↓

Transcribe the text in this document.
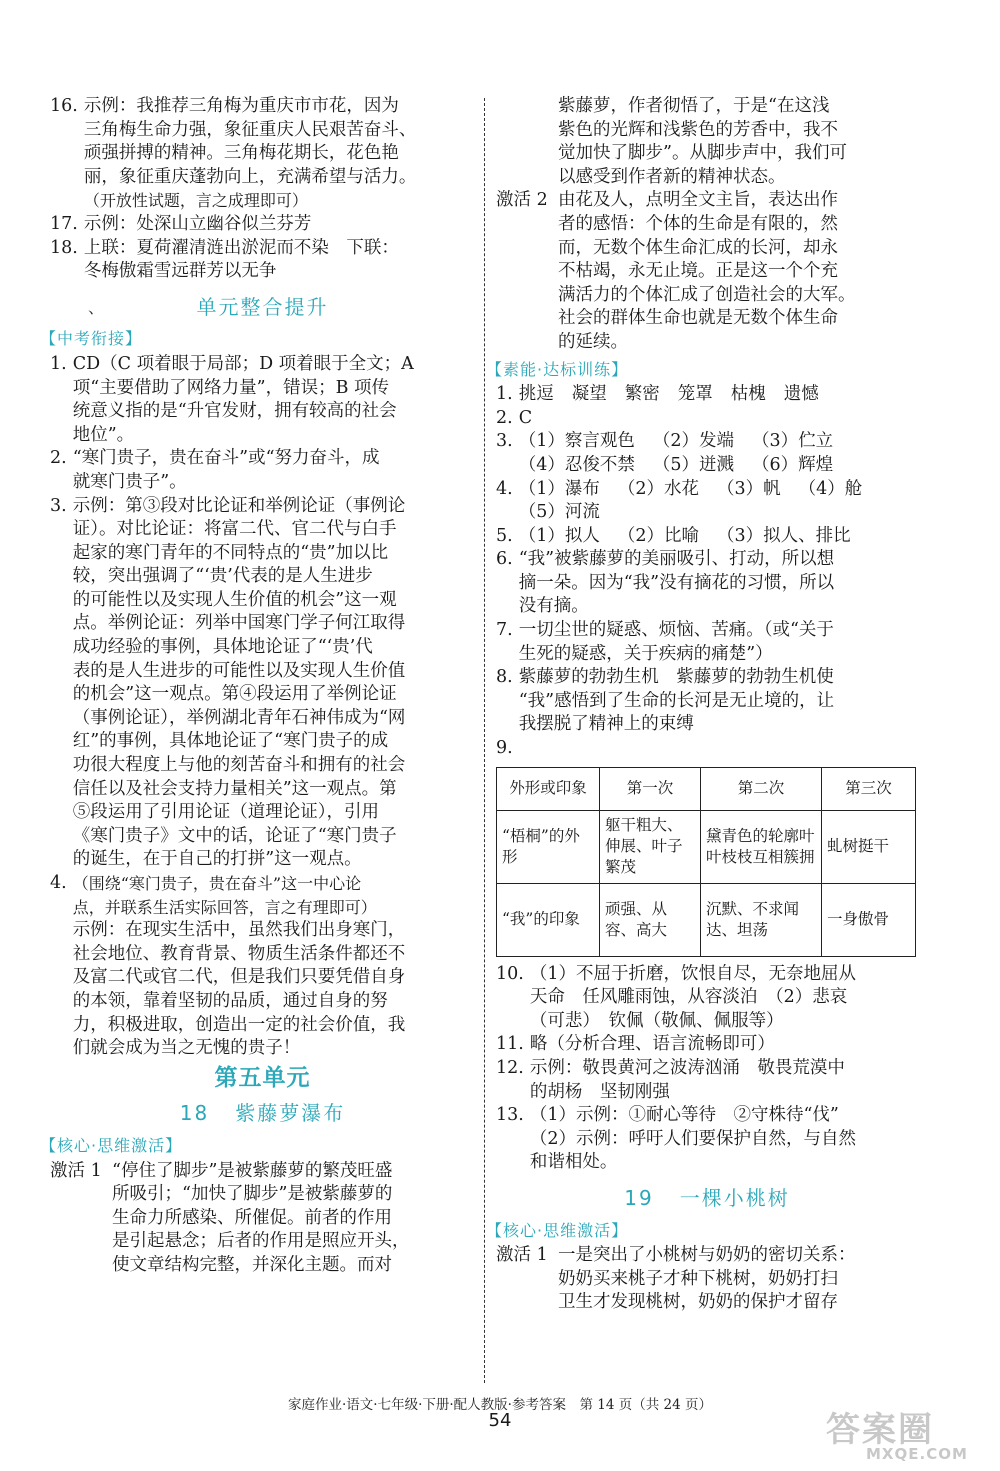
16. 示例：我推荐三角梅为重庆市市花，因为
三角梅生命力强，象征重庆人民艰苦奋斗、
顽强拼搏的精神。三角梅花期长，花色艳
丽，象征重庆蓬勃向上，充满希望与活力。
（开放性试题，言之成理即可）
17. 示例：处深山立幽谷似兰芬芳
18. 上联：夏荷濯清涟出淤泥而不染　下联：
冬梅傲霜雪远群芳以无争
、	单元整合提升
【中考衔接】
1. CD（C 项着眼于局部；D 项着眼于全文；A
项“主要借助了网络力量”，错误；B 项传
统意义指的是“升官发财，拥有较高的社会
地位”。
2. “寒门贵子，贵在奋斗”或“努力奋斗，成
就寒门贵子”。
3. 示例：第③段对比论证和举例论证（事例论
证）。对比论证：将富二代、官二代与白手
起家的寒门青年的不同特点的“贵”加以比
较，突出强调了“‘贵’代表的是人生进步
的可能性以及实现人生价值的机会”这一观
点。举例论证：列举中国寒门学子何江取得
成功经验的事例，具体地论证了“‘贵’代
表的是人生进步的可能性以及实现人生价值
的机会”这一观点。第④段运用了举例论证
（事例论证），举例湖北青年石神伟成为“网
红”的事例，具体地论证了“寒门贵子的成
功很大程度上与他的刻苦奋斗和拥有的社会
信任以及社会支持力量相关”这一观点。第
⑤段运用了引用论证（道理论证），引用
《寒门贵子》文中的话，论证了“寒门贵子
的诞生，在于自己的打拼”这一观点。
4. （围绕“寒门贵子，贵在奋斗”这一中心论
点，并联系生活实际回答，言之有理即可）
示例：在现实生活中，虽然我们出身寒门，
社会地位、教育背景、物质生活条件都还不
及富二代或官二代，但是我们只要凭借自身
的本领，靠着坚韧的品质，通过自身的努
力，积极进取，创造出一定的社会价值，我
们就会成为当之无愧的贵子！
第五单元
18 紫藤萝瀑布
【核心·思维激活】
激活 1 “停住了脚步”是被紫藤萝的繁茂旺盛
所吸引；“加快了脚步”是被紫藤萝的
生命力所感染、所催促。前者的作用
是引起悬念；后者的作用是照应开头，
使文章结构完整，并深化主题。而对
紫藤萝，作者彻悟了，于是“在这浅
紫色的光辉和浅紫色的芳香中，我不
觉加快了脚步”。从脚步声中，我们可
以感受到作者新的精神状态。
激活 2 由花及人，点明全文主旨，表达出作
者的感悟：个体的生命是有限的，然
而，无数个体生命汇成的长河，却永
不枯竭，永无止境。正是这一个个充
满活力的个体汇成了创造社会的大军。
社会的群体生命也就是无数个体生命
的延续。
【素能·达标训练】
1. 挑逗 凝望 繁密 笼罩 枯槐 遗憾
2. C
3. （1）察言观色 （2）发端 （3）伫立
（4）忍俊不禁 （5）迸溅 （6）辉煌
4. （1）瀑布 （2）水花 （3）帆 （4）舱
（5）河流
5. （1）拟人 （2）比喻 （3）拟人、排比
6. “我”被紫藤萝的美丽吸引、打动，所以想
摘一朵。因为“我”没有摘花的习惯，所以
没有摘。
7. 一切尘世的疑惑、烦恼、苦痛。（或“关于
生死的疑惑，关于疾病的痛楚”）
8. 紫藤萝的勃勃生机　紫藤萝的勃勃生机使
“我”感悟到了生命的长河是无止境的，让
我摆脱了精神上的束缚
9.
外形或印象	第一次	第二次	第三次
“梧桐”的外形	躯干粗大、伸展、叶子繁茂	黛青色的轮廓叶叶枝枝互相簇拥	虬树挺干
“我”的印象	顽强、从容、高大	沉默、不求闻达、坦荡	一身傲骨
10. （1）不屈于折磨，饮恨自尽，无奈地屈从
天命　任风雕雨蚀，从容淡泊　（2）悲哀
（可悲）　钦佩（敬佩、佩服等）
11. 略（分析合理、语言流畅即可）
12. 示例：敬畏黄河之波涛汹涌　敬畏荒漠中
的胡杨　坚韧刚强
13. （1）示例：①耐心等待　②守株待“伐”
（2）示例：呼吁人们要保护自然，与自然
和谐相处。
19 一棵小桃树
【核心·思维激活】
激活 1 一是突出了小桃树与奶奶的密切关系：
奶奶买来桃子才种下桃树，奶奶打扫
卫生才发现桃树，奶奶的保护才留存
家庭作业·语文·七年级·下册·配人教版·参考答案　第 14 页（共 24 页）
54	答案圈
MXQE.COM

↑

Exercise instructions:
Reproduce every entry exactly, but omit each picture.

Response:
Transcribe the text in this document.
16. 示例：我推荐三角梅为重庆市市花，因为
三角梅生命力强，象征重庆人民艰苦奋斗、
顽强拼搏的精神。三角梅花期长，花色艳
丽，象征重庆蓬勃向上，充满希望与活力。
（开放性试题，言之成理即可）
17. 示例：处深山立幽谷似兰芬芳
18. 上联：夏荷濯清涟出淤泥而不染　下联：
冬梅傲霜雪远群芳以无争
、	单元整合提升
【中考衔接】
1. CD（C 项着眼于局部；D 项着眼于全文；A
项“主要借助了网络力量”，错误；B 项传
统意义指的是“升官发财，拥有较高的社会
地位”。
2. “寒门贵子，贵在奋斗”或“努力奋斗，成
就寒门贵子”。
3. 示例：第③段对比论证和举例论证（事例论
证）。对比论证：将富二代、官二代与白手
起家的寒门青年的不同特点的“贵”加以比
较，突出强调了“‘贵’代表的是人生进步
的可能性以及实现人生价值的机会”这一观
点。举例论证：列举中国寒门学子何江取得
成功经验的事例，具体地论证了“‘贵’代
表的是人生进步的可能性以及实现人生价值
的机会”这一观点。第④段运用了举例论证
（事例论证），举例湖北青年石神伟成为“网
红”的事例，具体地论证了“寒门贵子的成
功很大程度上与他的刻苦奋斗和拥有的社会
信任以及社会支持力量相关”这一观点。第
⑤段运用了引用论证（道理论证），引用
《寒门贵子》文中的话，论证了“寒门贵子
的诞生，在于自己的打拼”这一观点。
4. （围绕“寒门贵子，贵在奋斗”这一中心论
点，并联系生活实际回答，言之有理即可）
示例：在现实生活中，虽然我们出身寒门，
社会地位、教育背景、物质生活条件都还不
及富二代或官二代，但是我们只要凭借自身
的本领，靠着坚韧的品质，通过自身的努
力，积极进取，创造出一定的社会价值，我
们就会成为当之无愧的贵子！
第五单元
18 紫藤萝瀑布
【核心·思维激活】
激活 1 “停住了脚步”是被紫藤萝的繁茂旺盛
所吸引；“加快了脚步”是被紫藤萝的
生命力所感染、所催促。前者的作用
是引起悬念；后者的作用是照应开头，
使文章结构完整，并深化主题。而对
紫藤萝，作者彻悟了，于是“在这浅
紫色的光辉和浅紫色的芳香中，我不
觉加快了脚步”。从脚步声中，我们可
以感受到作者新的精神状态。
激活 2 由花及人，点明全文主旨，表达出作
者的感悟：个体的生命是有限的，然
而，无数个体生命汇成的长河，却永
不枯竭，永无止境。正是这一个个充
满活力的个体汇成了创造社会的大军。
社会的群体生命也就是无数个体生命
的延续。
【素能·达标训练】
1. 挑逗 凝望 繁密 笼罩 枯槐 遗憾
2. C
3. （1）察言观色 （2）发端 （3）伫立
（4）忍俊不禁 （5）迸溅 （6）辉煌
4. （1）瀑布 （2）水花 （3）帆 （4）舱
（5）河流
5. （1）拟人 （2）比喻 （3）拟人、排比
6. “我”被紫藤萝的美丽吸引、打动，所以想
摘一朵。因为“我”没有摘花的习惯，所以
没有摘。
7. 一切尘世的疑惑、烦恼、苦痛。（或“关于
生死的疑惑，关于疾病的痛楚”）
8. 紫藤萝的勃勃生机　紫藤萝的勃勃生机使
“我”感悟到了生命的长河是无止境的，让
我摆脱了精神上的束缚
9.
外形或印象	第一次	第二次	第三次
“梧桐”的外形	躯干粗大、伸展、叶子繁茂	黛青色的轮廓叶叶枝枝互相簇拥	虬树挺干
“我”的印象	顽强、从容、高大	沉默、不求闻达、坦荡	一身傲骨
10. （1）不屈于折磨，饮恨自尽，无奈地屈从
天命　任风雕雨蚀，从容淡泊　（2）悲哀
（可悲）　钦佩（敬佩、佩服等）
11. 略（分析合理、语言流畅即可）
12. 示例：敬畏黄河之波涛汹涌　敬畏荒漠中
的胡杨　坚韧刚强
13. （1）示例：①耐心等待　②守株待“伐”
（2）示例：呼吁人们要保护自然，与自然
和谐相处。
19 一棵小桃树
【核心·思维激活】
激活 1 一是突出了小桃树与奶奶的密切关系：
奶奶买来桃子才种下桃树，奶奶打扫
卫生才发现桃树，奶奶的保护才留存
家庭作业·语文·七年级·下册·配人教版·参考答案　第 14 页（共 24 页）
54	答案圈
MXQE.COM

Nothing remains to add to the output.